=== RECORDS TO PROCESS ===

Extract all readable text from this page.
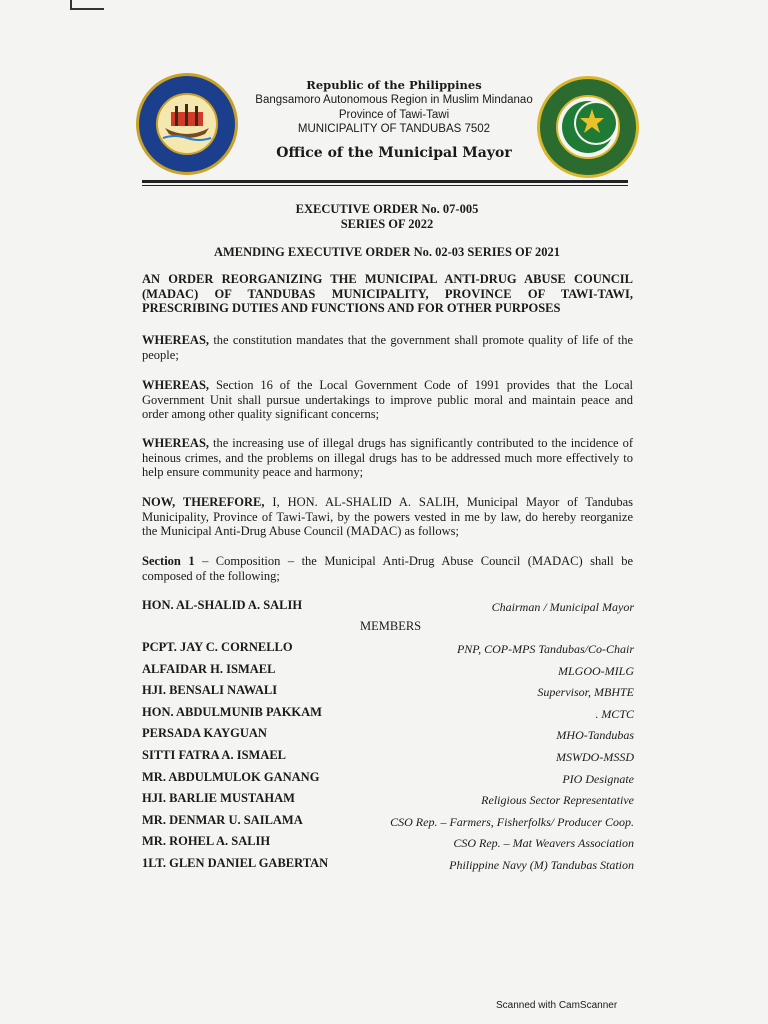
Republic of the Philippines
Bangsamoro Autonomous Region in Muslim Mindanao
Province of Tawi-Tawi
MUNICIPALITY OF TANDUBAS 7502
Office of the Municipal Mayor
EXECUTIVE ORDER No. 07-005
SERIES OF 2022
AMENDING EXECUTIVE ORDER No. 02-03 SERIES OF 2021
AN ORDER REORGANIZING THE MUNICIPAL ANTI-DRUG ABUSE COUNCIL (MADAC) OF TANDUBAS MUNICIPALITY, PROVINCE OF TAWI-TAWI, PRESCRIBING DUTIES AND FUNCTIONS AND FOR OTHER PURPOSES
WHEREAS, the constitution mandates that the government shall promote quality of life of the people;
WHEREAS, Section 16 of the Local Government Code of 1991 provides that the Local Government Unit shall pursue undertakings to improve public moral and maintain peace and order among other quality significant concerns;
WHEREAS, the increasing use of illegal drugs has significantly contributed to the incidence of heinous crimes, and the problems on illegal drugs has to be addressed much more effectively to help ensure community peace and harmony;
NOW, THEREFORE, I, HON. AL-SHALID A. SALIH, Municipal Mayor of Tandubas Municipality, Province of Tawi-Tawi, by the powers vested in me by law, do hereby reorganize the Municipal Anti-Drug Abuse Council (MADAC) as follows;
Section 1 – Composition – the Municipal Anti-Drug Abuse Council (MADAC) shall be composed of the following;
HON. AL-SHALID A. SALIH	Chairman / Municipal Mayor
MEMBERS
PCPT. JAY C. CORNELLO	PNP, COP-MPS Tandubas/Co-Chair
ALFAIDAR H. ISMAEL	MLGOO-MILG
HJI. BENSALI NAWALI	Supervisor, MBHTE
HON. ABDULMUNIB PAKKAM	. MCTC
PERSADA KAYGUAN	MHO-Tandubas
SITTI FATRA A. ISMAEL	MSWDO-MSSD
MR. ABDULMULOK GANANG	PIO Designate
HJI. BARLIE MUSTAHAM	Religious Sector Representative
MR. DENMAR U. SAILAMA	CSO Rep. – Farmers, Fisherfolks/ Producer Coop.
MR. ROHEL A. SALIH	CSO Rep. – Mat Weavers Association
1LT. GLEN DANIEL GABERTAN	Philippine Navy (M) Tandubas Station
Scanned with CamScanner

===

Take the listing and print it again exactly, but without any pictures.

• [WRITTEN RESPONSE]:
Extract all readable text from this page.
Republic of the Philippines
Bangsamoro Autonomous Region in Muslim Mindanao
Province of Tawi-Tawi
MUNICIPALITY OF TANDUBAS 7502
Office of the Municipal Mayor
EXECUTIVE ORDER No. 07-005
SERIES OF 2022
AMENDING EXECUTIVE ORDER No. 02-03 SERIES OF 2021
AN ORDER REORGANIZING THE MUNICIPAL ANTI-DRUG ABUSE COUNCIL (MADAC) OF TANDUBAS MUNICIPALITY, PROVINCE OF TAWI-TAWI, PRESCRIBING DUTIES AND FUNCTIONS AND FOR OTHER PURPOSES
WHEREAS, the constitution mandates that the government shall promote quality of life of the people;
WHEREAS, Section 16 of the Local Government Code of 1991 provides that the Local Government Unit shall pursue undertakings to improve public moral and maintain peace and order among other quality significant concerns;
WHEREAS, the increasing use of illegal drugs has significantly contributed to the incidence of heinous crimes, and the problems on illegal drugs has to be addressed much more effectively to help ensure community peace and harmony;
NOW, THEREFORE, I, HON. AL-SHALID A. SALIH, Municipal Mayor of Tandubas Municipality, Province of Tawi-Tawi, by the powers vested in me by law, do hereby reorganize the Municipal Anti-Drug Abuse Council (MADAC) as follows;
Section 1 – Composition – the Municipal Anti-Drug Abuse Council (MADAC) shall be composed of the following;
HON. AL-SHALID A. SALIH	Chairman / Municipal Mayor
MEMBERS
PCPT. JAY C. CORNELLO	PNP, COP-MPS Tandubas/Co-Chair
ALFAIDAR H. ISMAEL	MLGOO-MILG
HJI. BENSALI NAWALI	Supervisor, MBHTE
HON. ABDULMUNIB PAKKAM	. MCTC
PERSADA KAYGUAN	MHO-Tandubas
SITTI FATRA A. ISMAEL	MSWDO-MSSD
MR. ABDULMULOK GANANG	PIO Designate
HJI. BARLIE MUSTAHAM	Religious Sector Representative
MR. DENMAR U. SAILAMA	CSO Rep. – Farmers, Fisherfolks/ Producer Coop.
MR. ROHEL A. SALIH	CSO Rep. – Mat Weavers Association
1LT. GLEN DANIEL GABERTAN	Philippine Navy (M) Tandubas Station
Scanned with CamScanner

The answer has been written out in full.